* PROBLEM DETAILS *
Omit all images. Write out the rest of the material exactly.

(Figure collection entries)
>>
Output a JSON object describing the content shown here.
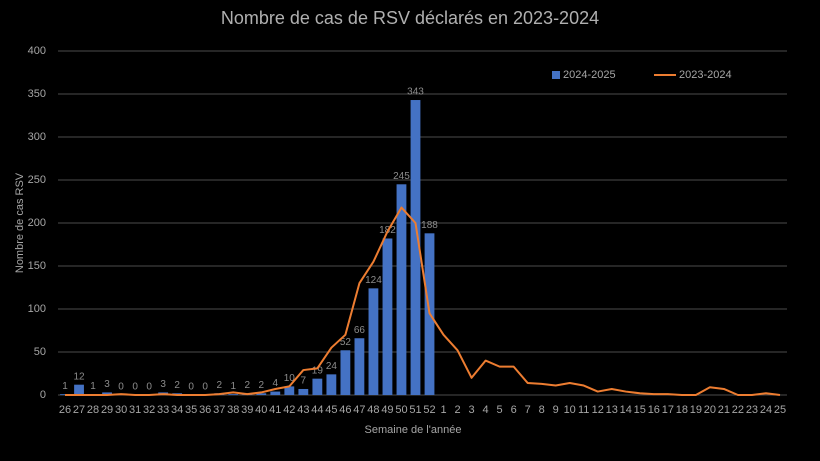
{
  "chart_data": {
    "type": "bar-line",
    "title": "Nombre de cas de RSV déclarés en 2023-2024",
    "x_label": "Semaine de l'année",
    "y_label": "Nombre de cas RSV",
    "categories": [
      "26",
      "27",
      "28",
      "29",
      "30",
      "31",
      "32",
      "33",
      "34",
      "35",
      "36",
      "37",
      "38",
      "39",
      "40",
      "41",
      "42",
      "43",
      "44",
      "45",
      "46",
      "47",
      "48",
      "49",
      "50",
      "51",
      "52",
      "1",
      "2",
      "3",
      "4",
      "5",
      "6",
      "7",
      "8",
      "9",
      "10",
      "11",
      "12",
      "13",
      "14",
      "15",
      "16",
      "17",
      "18",
      "19",
      "20",
      "21",
      "22",
      "23",
      "24",
      "25"
    ],
    "series": [
      {
        "name": "2024-2025",
        "type": "bar",
        "color": "#4472c4",
        "values": [
          1,
          12,
          1,
          3,
          0,
          0,
          0,
          3,
          2,
          0,
          0,
          2,
          1,
          2,
          2,
          4,
          10,
          7,
          19,
          24,
          52,
          66,
          124,
          182,
          245,
          343,
          188,
          null,
          null,
          null,
          null,
          null,
          null,
          null,
          null,
          null,
          null,
          null,
          null,
          null,
          null,
          null,
          null,
          null,
          null,
          null,
          null,
          null,
          null,
          null,
          null,
          null
        ]
      },
      {
        "name": "2023-2024",
        "type": "line",
        "color": "#ed7d31",
        "values": [
          0,
          0,
          0,
          0,
          1,
          0,
          0,
          1,
          0,
          0,
          0,
          1,
          3,
          1,
          3,
          7,
          10,
          29,
          31,
          55,
          70,
          130,
          155,
          190,
          218,
          200,
          95,
          70,
          52,
          20,
          40,
          33,
          33,
          14,
          13,
          11,
          14,
          11,
          4,
          7,
          4,
          2,
          1,
          1,
          0,
          0,
          9,
          7,
          0,
          0,
          2,
          0
        ]
      }
    ],
    "ylim": [
      0,
      400
    ],
    "yticks": [
      0,
      50,
      100,
      150,
      200,
      250,
      300,
      350,
      400
    ],
    "grid": true,
    "legend_position": "top-right"
  }
}
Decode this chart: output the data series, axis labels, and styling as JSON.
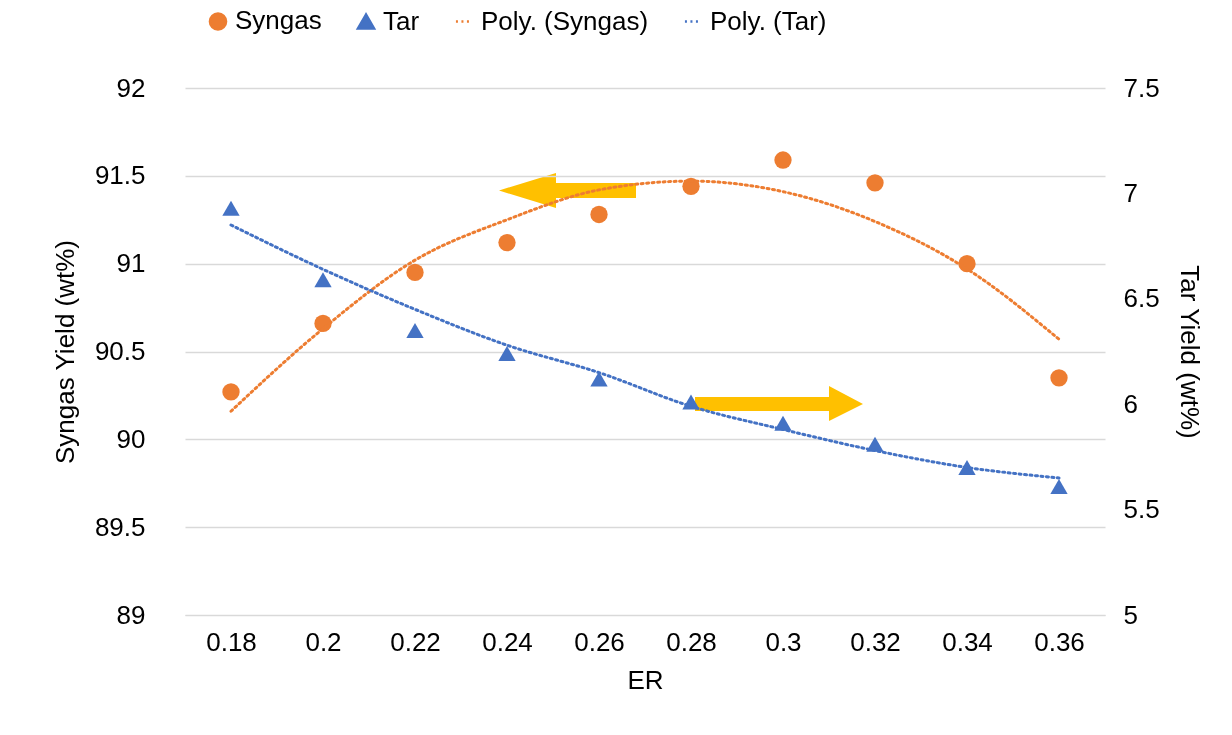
{
  "chart_data": {
    "type": "scatter",
    "xlabel": "ER",
    "ylabel": "Syngas Yield (wt%)",
    "y2label": "Tar Yield (wt%)",
    "categories": [
      "0.18",
      "0.2",
      "0.22",
      "0.24",
      "0.26",
      "0.28",
      "0.3",
      "0.32",
      "0.34",
      "0.36"
    ],
    "ylim": [
      89,
      92
    ],
    "yticks": [
      89,
      89.5,
      90,
      90.5,
      91,
      91.5,
      92
    ],
    "y2lim": [
      5,
      7.5
    ],
    "y2ticks": [
      5,
      5.5,
      6,
      6.5,
      7,
      7.5
    ],
    "grid": "y",
    "legend": "top",
    "series": [
      {
        "name": "Syngas",
        "type": "scatter",
        "marker": "circle",
        "color": "#ed7d31",
        "values": [
          90.27,
          90.66,
          90.95,
          91.12,
          91.28,
          91.44,
          91.59,
          91.46,
          91.0,
          90.35
        ]
      },
      {
        "name": "Tar",
        "type": "scatter",
        "marker": "triangle",
        "axis": "y2",
        "color": "#4472c4",
        "values": [
          6.93,
          6.59,
          6.35,
          6.24,
          6.12,
          6.01,
          5.91,
          5.81,
          5.7,
          5.61
        ]
      },
      {
        "name": "Poly. (Syngas)",
        "type": "line",
        "line_style": "dotted",
        "color": "#ed7d31",
        "values": [
          90.16,
          90.63,
          91.02,
          91.25,
          91.42,
          91.47,
          91.41,
          91.24,
          90.97,
          90.57
        ]
      },
      {
        "name": "Poly. (Tar)",
        "type": "line",
        "line_style": "dotted",
        "axis": "y2",
        "color": "#4472c4",
        "values": [
          6.85,
          6.64,
          6.45,
          6.28,
          6.15,
          5.99,
          5.88,
          5.78,
          5.7,
          5.65
        ]
      }
    ]
  }
}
<<
* EXERCISE SOLUTION *
Output a JSON object describing the content shown here.
{
  "chart_data": {
    "type": "bar-line",
    "title": "Nombre de cas de RSV déclarés en 2023-2024",
    "x_label": "Semaine de l'année",
    "y_label": "Nombre de cas RSV",
    "categories": [
      "26",
      "27",
      "28",
      "29",
      "30",
      "31",
      "32",
      "33",
      "34",
      "35",
      "36",
      "37",
      "38",
      "39",
      "40",
      "41",
      "42",
      "43",
      "44",
      "45",
      "46",
      "47",
      "48",
      "49",
      "50",
      "51",
      "52",
      "1",
      "2",
      "3",
      "4",
      "5",
      "6",
      "7",
      "8",
      "9",
      "10",
      "11",
      "12",
      "13",
      "14",
      "15",
      "16",
      "17",
      "18",
      "19",
      "20",
      "21",
      "22",
      "23",
      "24",
      "25"
    ],
    "series": [
      {
        "name": "2024-2025",
        "type": "bar",
        "color": "#4472c4",
        "values": [
          1,
          12,
          1,
          3,
          0,
          0,
          0,
          3,
          2,
          0,
          0,
          2,
          1,
          2,
          2,
          4,
          10,
          7,
          19,
          24,
          52,
          66,
          124,
          182,
          245,
          343,
          188,
          null,
          null,
          null,
          null,
          null,
          null,
          null,
          null,
          null,
          null,
          null,
          null,
          null,
          null,
          null,
          null,
          null,
          null,
          null,
          null,
          null,
          null,
          null,
          null,
          null
        ]
      },
      {
        "name": "2023-2024",
        "type": "line",
        "color": "#ed7d31",
        "values": [
          0,
          0,
          0,
          0,
          1,
          0,
          0,
          1,
          0,
          0,
          0,
          1,
          3,
          1,
          3,
          7,
          10,
          29,
          31,
          55,
          70,
          130,
          155,
          190,
          218,
          200,
          95,
          70,
          52,
          20,
          40,
          33,
          33,
          14,
          13,
          11,
          14,
          11,
          4,
          7,
          4,
          2,
          1,
          1,
          0,
          0,
          9,
          7,
          0,
          0,
          2,
          0
        ]
      }
    ],
    "ylim": [
      0,
      400
    ],
    "yticks": [
      0,
      50,
      100,
      150,
      200,
      250,
      300,
      350,
      400
    ],
    "grid": true,
    "legend_position": "top-right"
  }
}
Decode this chart: output the data series, axis labels, and styling as JSON.
{
  "chart_data": {
    "type": "scatter",
    "xlabel": "ER",
    "ylabel": "Syngas Yield (wt%)",
    "y2label": "Tar Yield (wt%)",
    "categories": [
      "0.18",
      "0.2",
      "0.22",
      "0.24",
      "0.26",
      "0.28",
      "0.3",
      "0.32",
      "0.34",
      "0.36"
    ],
    "ylim": [
      89,
      92
    ],
    "yticks": [
      89,
      89.5,
      90,
      90.5,
      91,
      91.5,
      92
    ],
    "y2lim": [
      5,
      7.5
    ],
    "y2ticks": [
      5,
      5.5,
      6,
      6.5,
      7,
      7.5
    ],
    "grid": "y",
    "legend": "top",
    "series": [
      {
        "name": "Syngas",
        "type": "scatter",
        "marker": "circle",
        "color": "#ed7d31",
        "values": [
          90.27,
          90.66,
          90.95,
          91.12,
          91.28,
          91.44,
          91.59,
          91.46,
          91.0,
          90.35
        ]
      },
      {
        "name": "Tar",
        "type": "scatter",
        "marker": "triangle",
        "axis": "y2",
        "color": "#4472c4",
        "values": [
          6.93,
          6.59,
          6.35,
          6.24,
          6.12,
          6.01,
          5.91,
          5.81,
          5.7,
          5.61
        ]
      },
      {
        "name": "Poly. (Syngas)",
        "type": "line",
        "line_style": "dotted",
        "color": "#ed7d31",
        "values": [
          90.16,
          90.63,
          91.02,
          91.25,
          91.42,
          91.47,
          91.41,
          91.24,
          90.97,
          90.57
        ]
      },
      {
        "name": "Poly. (Tar)",
        "type": "line",
        "line_style": "dotted",
        "axis": "y2",
        "color": "#4472c4",
        "values": [
          6.85,
          6.64,
          6.45,
          6.28,
          6.15,
          5.99,
          5.88,
          5.78,
          5.7,
          5.65
        ]
      }
    ]
  }
}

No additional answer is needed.